Exercise requirements → Collect all lines containing the word "wages" from the data.

[Extracted data entries]
======

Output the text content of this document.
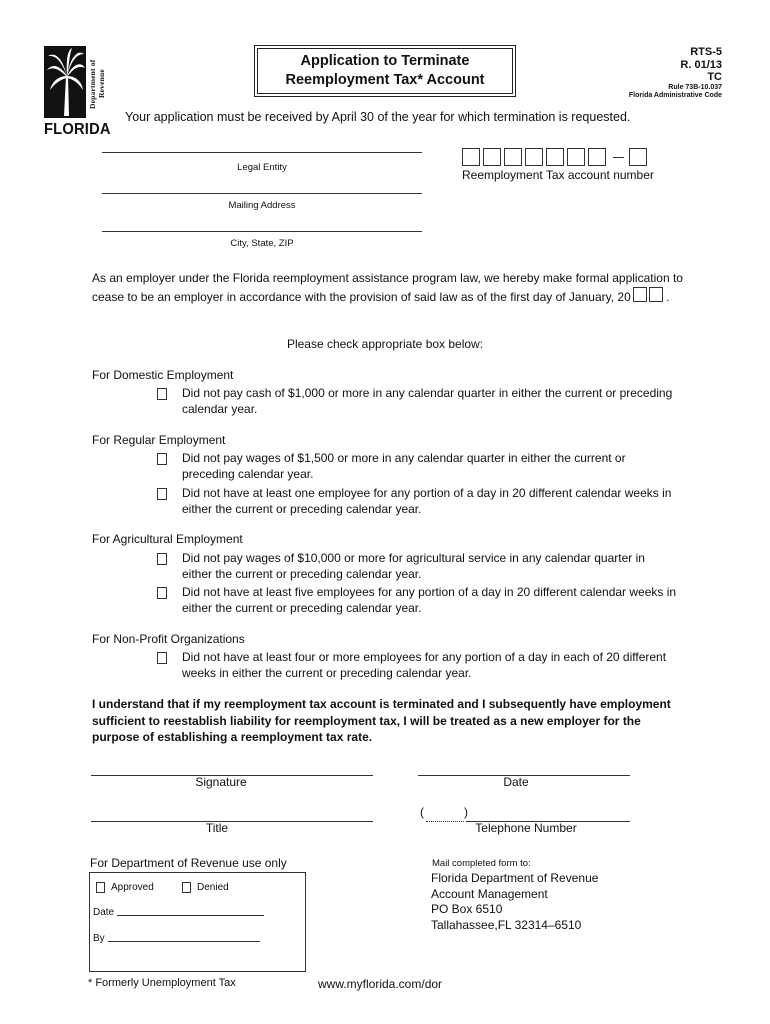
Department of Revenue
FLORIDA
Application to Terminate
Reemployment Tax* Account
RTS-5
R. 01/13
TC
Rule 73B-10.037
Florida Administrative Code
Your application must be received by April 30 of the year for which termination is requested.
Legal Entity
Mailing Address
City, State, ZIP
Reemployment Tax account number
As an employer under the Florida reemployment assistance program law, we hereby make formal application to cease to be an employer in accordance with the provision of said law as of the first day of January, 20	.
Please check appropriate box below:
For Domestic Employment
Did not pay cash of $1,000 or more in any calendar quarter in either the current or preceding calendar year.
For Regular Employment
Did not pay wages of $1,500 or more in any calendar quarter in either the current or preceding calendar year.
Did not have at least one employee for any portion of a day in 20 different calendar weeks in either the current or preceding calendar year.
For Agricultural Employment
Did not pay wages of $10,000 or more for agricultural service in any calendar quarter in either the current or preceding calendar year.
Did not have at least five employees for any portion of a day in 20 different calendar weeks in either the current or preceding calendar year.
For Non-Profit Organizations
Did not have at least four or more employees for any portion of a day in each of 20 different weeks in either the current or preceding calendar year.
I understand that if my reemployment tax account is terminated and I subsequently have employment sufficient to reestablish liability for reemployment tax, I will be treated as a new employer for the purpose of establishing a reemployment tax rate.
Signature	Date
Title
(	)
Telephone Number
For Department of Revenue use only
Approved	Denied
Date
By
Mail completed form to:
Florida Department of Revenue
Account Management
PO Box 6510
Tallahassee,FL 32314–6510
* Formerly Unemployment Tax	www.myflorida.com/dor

======

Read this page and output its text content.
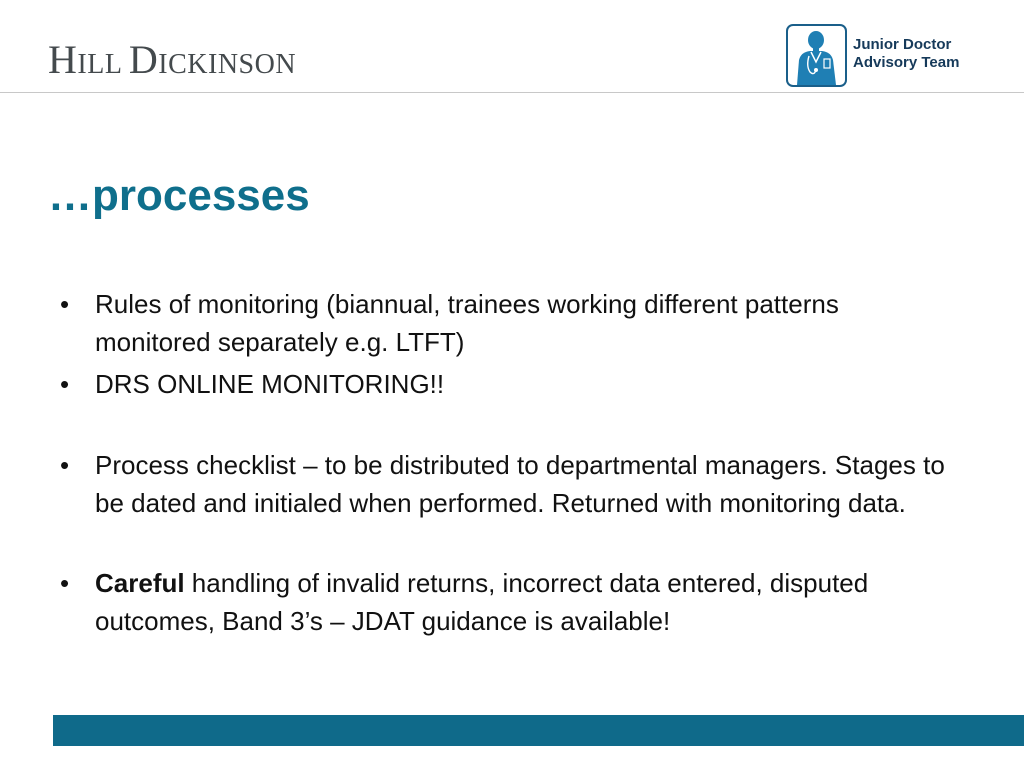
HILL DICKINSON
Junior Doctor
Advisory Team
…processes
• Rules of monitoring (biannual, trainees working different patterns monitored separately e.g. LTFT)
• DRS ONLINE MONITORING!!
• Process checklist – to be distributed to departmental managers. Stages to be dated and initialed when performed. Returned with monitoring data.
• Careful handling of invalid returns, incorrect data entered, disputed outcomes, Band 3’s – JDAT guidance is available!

======

Final answer →
Did not pay wages of $1,500 or more in any calendar quarter in either the current or preceding calendar year.
Did not pay wages of $10,000 or more for agricultural service in any calendar quarter in either the current or preceding calendar year.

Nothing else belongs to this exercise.